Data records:

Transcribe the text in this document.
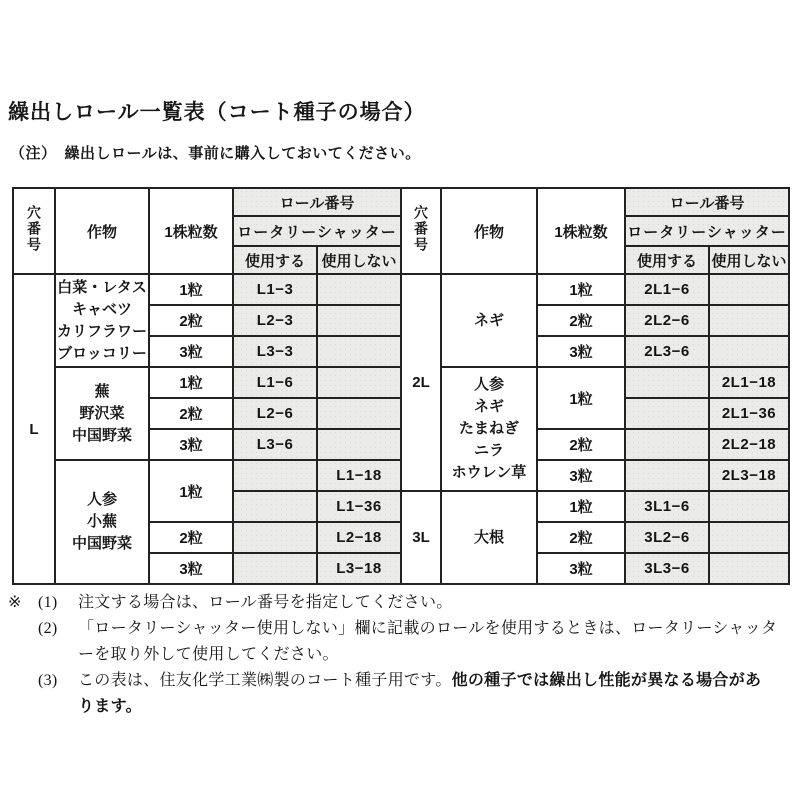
繰出しロール一覧表（コート種子の場合）
（注）　繰出しロールは、事前に購入しておいてください。
穴番号	作物	1株粒数	ロール番号	
			ロータリーシャッター	
			使用する	使用しない
L	白菜・レタス
キャベツ
カリフラワー
ブロッコリー	1粒	L1−3	
		2粒	L2−3	
		3粒	L3−3	

	蕪
野沢菜
中国野菜	1粒	L1−6	
		2粒	L2−6	
		3粒	L3−6	

	人参
小蕪
中国野菜	1粒		L1−18
				L1−36
		2粒		L2−18
		3粒		L3−18
穴番号	作物	1株粒数	ロール番号	
			ロータリーシャッター	
			使用する	使用しない
2L	ネギ	1粒	2L1−6	
		2粒	2L2−6	
		3粒	2L3−6	

	人参
ネギ
たまねぎ
ニラ
ホウレン草	1粒		2L1−18
				2L1−36
		2粒		2L2−18
		3粒		2L3−18
3L	大根	1粒	3L1−6	
		2粒	3L2−6	
		3粒	3L3−6	
※	(1)	注文する場合は、ロール番号を指定してください。
(2)	「ロータリーシャッター使用しない」欄に記載のロールを使用するときは、ロータリーシャッタ
ーを取り外して使用してください。
(3)	この表は、住友化学工業㈱製のコート種子用です。他の種子では繰出し性能が異なる場合があ
ります。
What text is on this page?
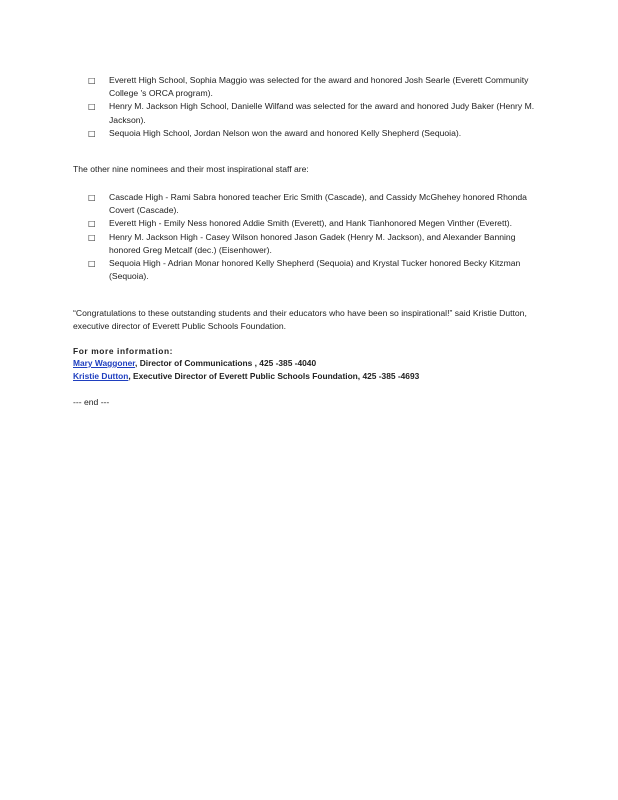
□ Everett High School, Sophia Maggio was selected for the award and honored Josh Searle (Everett Community College 's ORCA program).
□ Henry M. Jackson High School, Danielle Wilfand was selected for the award and honored Judy Baker (Henry M. Jackson).
□ Sequoia High School, Jordan Nelson won the award and honored Kelly Shepherd (Sequoia).

The other nine nominees and their most inspirational staff are:

□ Cascade High - Rami Sabra honored teacher Eric Smith (Cascade), and Cassidy McGhehey honored Rhonda Covert (Cascade).
□ Everett High - Emily Ness honored Addie Smith (Everett), and Hank Tianhonored Megen Vinther (Everett).
□ Henry M. Jackson High - Casey Wilson honored Jason Gadek (Henry M. Jackson), and Alexander Banning honored Greg Metcalf (dec.) (Eisenhower).
□ Sequoia High - Adrian Monar honored Kelly Shepherd (Sequoia) and Krystal Tucker honored Becky Kitzman (Sequoia).

“Congratulations to these outstanding students and their educators who have been so inspirational!” said Kristie Dutton, executive director of Everett Public Schools Foundation.

For more information:

Mary Waggoner, Director of Communications , 425 -385 -4040

Kristie Dutton, Executive Director of Everett Public Schools Foundation, 425 -385 -4693

--- end ---
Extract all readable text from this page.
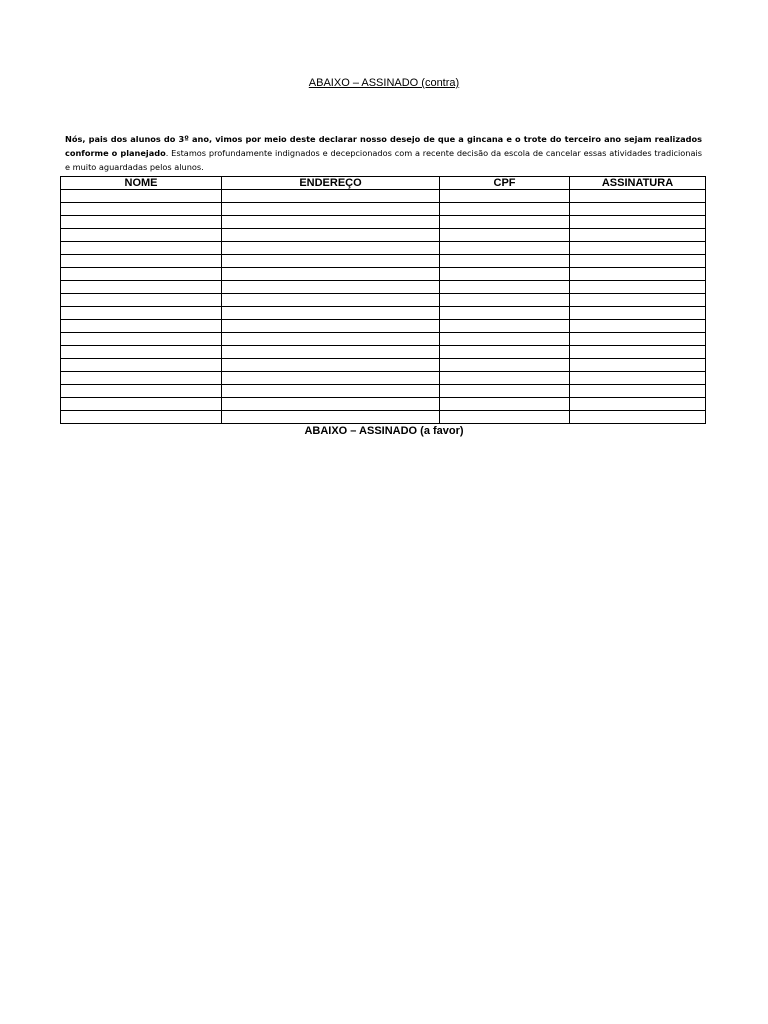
ABAIXO – ASSINADO (contra)

Nós, pais dos alunos do 3º ano, vimos por meio deste declarar nosso desejo de que a gincana e o trote do terceiro ano sejam realizados conforme o planejado. Estamos profundamente indignados e decepcionados com a recente decisão da escola de cancelar essas atividades tradicionais e muito aguardadas pelos alunos.

NOME	ENDEREÇO	CPF	ASSINATURA

ABAIXO – ASSINADO (a favor)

Given instruction
The pictures stay out; repeat exactly the lines from the one with "Extract all readable text from this page." to the end of the entries above, and nothing else.

Task answer
Extract all readable text from this page.
ABAIXO – ASSINADO (contra)

Nós, pais dos alunos do 3º ano, vimos por meio deste declarar nosso desejo de que a gincana e o trote do terceiro ano sejam realizados conforme o planejado. Estamos profundamente indignados e decepcionados com a recente decisão da escola de cancelar essas atividades tradicionais e muito aguardadas pelos alunos.

NOME	ENDEREÇO	CPF	ASSINATURA

ABAIXO – ASSINADO (a favor)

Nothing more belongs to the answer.